TASK DESCRIPTION ::
Each record must appear in the answer exactly as it does in the data.

[Records from a dataset]
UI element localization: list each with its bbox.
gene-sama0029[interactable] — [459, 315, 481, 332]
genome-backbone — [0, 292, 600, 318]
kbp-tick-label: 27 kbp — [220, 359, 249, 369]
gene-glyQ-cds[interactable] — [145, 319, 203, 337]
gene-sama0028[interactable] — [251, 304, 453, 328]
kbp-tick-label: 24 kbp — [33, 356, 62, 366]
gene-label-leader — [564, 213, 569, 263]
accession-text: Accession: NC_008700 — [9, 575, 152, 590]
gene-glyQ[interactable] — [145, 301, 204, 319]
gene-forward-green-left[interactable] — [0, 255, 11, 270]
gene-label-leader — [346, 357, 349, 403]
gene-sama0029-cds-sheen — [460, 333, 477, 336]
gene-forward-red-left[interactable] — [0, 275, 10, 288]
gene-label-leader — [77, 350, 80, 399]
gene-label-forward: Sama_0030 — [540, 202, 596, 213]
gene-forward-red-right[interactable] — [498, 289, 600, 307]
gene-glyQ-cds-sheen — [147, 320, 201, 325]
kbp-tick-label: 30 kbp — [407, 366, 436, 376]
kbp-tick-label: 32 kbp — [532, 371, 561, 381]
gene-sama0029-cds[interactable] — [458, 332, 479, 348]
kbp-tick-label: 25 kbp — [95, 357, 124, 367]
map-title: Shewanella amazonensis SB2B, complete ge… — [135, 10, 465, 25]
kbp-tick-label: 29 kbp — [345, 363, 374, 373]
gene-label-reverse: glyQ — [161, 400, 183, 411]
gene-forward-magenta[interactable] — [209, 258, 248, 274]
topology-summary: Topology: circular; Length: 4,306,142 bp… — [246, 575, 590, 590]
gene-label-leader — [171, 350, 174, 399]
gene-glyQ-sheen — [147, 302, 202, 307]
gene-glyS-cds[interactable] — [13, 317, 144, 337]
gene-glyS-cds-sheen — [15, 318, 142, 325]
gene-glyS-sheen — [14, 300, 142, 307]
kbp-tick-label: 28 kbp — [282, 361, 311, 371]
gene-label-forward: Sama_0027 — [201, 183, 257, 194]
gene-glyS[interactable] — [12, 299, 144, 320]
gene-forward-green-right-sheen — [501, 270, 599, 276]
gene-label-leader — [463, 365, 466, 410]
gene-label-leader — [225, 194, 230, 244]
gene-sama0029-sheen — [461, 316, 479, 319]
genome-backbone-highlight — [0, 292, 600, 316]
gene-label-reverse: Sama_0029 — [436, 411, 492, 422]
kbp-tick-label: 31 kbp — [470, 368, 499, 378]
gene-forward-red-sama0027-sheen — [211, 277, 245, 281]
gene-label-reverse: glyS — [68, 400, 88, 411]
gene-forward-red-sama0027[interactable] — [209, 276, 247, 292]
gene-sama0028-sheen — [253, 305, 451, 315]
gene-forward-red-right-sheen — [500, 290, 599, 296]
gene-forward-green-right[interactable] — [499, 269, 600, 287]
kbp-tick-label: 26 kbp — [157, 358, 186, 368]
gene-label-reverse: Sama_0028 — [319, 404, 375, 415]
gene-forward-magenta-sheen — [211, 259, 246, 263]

RESULT OF THIS TASK ::
UI element localization: list each with its bbox.
gene-sama0029[interactable] — [459, 315, 481, 332]
genome-backbone — [0, 292, 600, 318]
kbp-tick-label: 27 kbp — [220, 359, 249, 369]
gene-glyQ-cds[interactable] — [145, 319, 203, 337]
gene-sama0028[interactable] — [251, 304, 453, 328]
kbp-tick-label: 24 kbp — [33, 356, 62, 366]
gene-label-leader — [564, 213, 569, 263]
accession-text: Accession: NC_008700 — [9, 575, 152, 590]
gene-glyQ[interactable] — [145, 301, 204, 319]
gene-forward-green-left[interactable] — [0, 255, 11, 270]
gene-label-leader — [346, 357, 349, 403]
gene-sama0029-cds-sheen — [460, 333, 477, 336]
gene-forward-red-left[interactable] — [0, 275, 10, 288]
gene-label-leader — [77, 350, 80, 399]
gene-label-forward: Sama_0030 — [540, 202, 596, 213]
gene-forward-red-right[interactable] — [498, 289, 600, 307]
gene-glyQ-cds-sheen — [147, 320, 201, 325]
kbp-tick-label: 30 kbp — [407, 366, 436, 376]
kbp-tick-label: 32 kbp — [532, 371, 561, 381]
gene-sama0029-cds[interactable] — [458, 332, 479, 348]
kbp-tick-label: 25 kbp — [95, 357, 124, 367]
map-title: Shewanella amazonensis SB2B, complete ge… — [135, 10, 465, 25]
kbp-tick-label: 29 kbp — [345, 363, 374, 373]
gene-label-reverse: glyQ — [161, 400, 183, 411]
gene-forward-magenta[interactable] — [209, 258, 248, 274]
topology-summary: Topology: circular; Length: 4,306,142 bp… — [246, 575, 590, 590]
gene-label-leader — [171, 350, 174, 399]
gene-glyQ-sheen — [147, 302, 202, 307]
gene-glyS-cds[interactable] — [13, 317, 144, 337]
gene-glyS-cds-sheen — [15, 318, 142, 325]
gene-glyS-sheen — [14, 300, 142, 307]
kbp-tick-label: 28 kbp — [282, 361, 311, 371]
gene-label-forward: Sama_0027 — [201, 183, 257, 194]
gene-glyS[interactable] — [12, 299, 144, 320]
gene-forward-green-right-sheen — [501, 270, 599, 276]
gene-label-leader — [463, 365, 466, 410]
gene-label-leader — [225, 194, 230, 244]
gene-sama0029-sheen — [461, 316, 479, 319]
genome-backbone-highlight — [0, 292, 600, 316]
gene-label-reverse: Sama_0029 — [436, 411, 492, 422]
kbp-tick-label: 31 kbp — [470, 368, 499, 378]
gene-forward-red-sama0027-sheen — [211, 277, 245, 281]
gene-label-reverse: glyS — [68, 400, 88, 411]
gene-forward-red-sama0027[interactable] — [209, 276, 247, 292]
gene-sama0028-sheen — [253, 305, 451, 315]
gene-forward-red-right-sheen — [500, 290, 599, 296]
gene-forward-green-right[interactable] — [499, 269, 600, 287]
kbp-tick-label: 26 kbp — [157, 358, 186, 368]
gene-label-reverse: Sama_0028 — [319, 404, 375, 415]
gene-forward-magenta-sheen — [211, 259, 246, 263]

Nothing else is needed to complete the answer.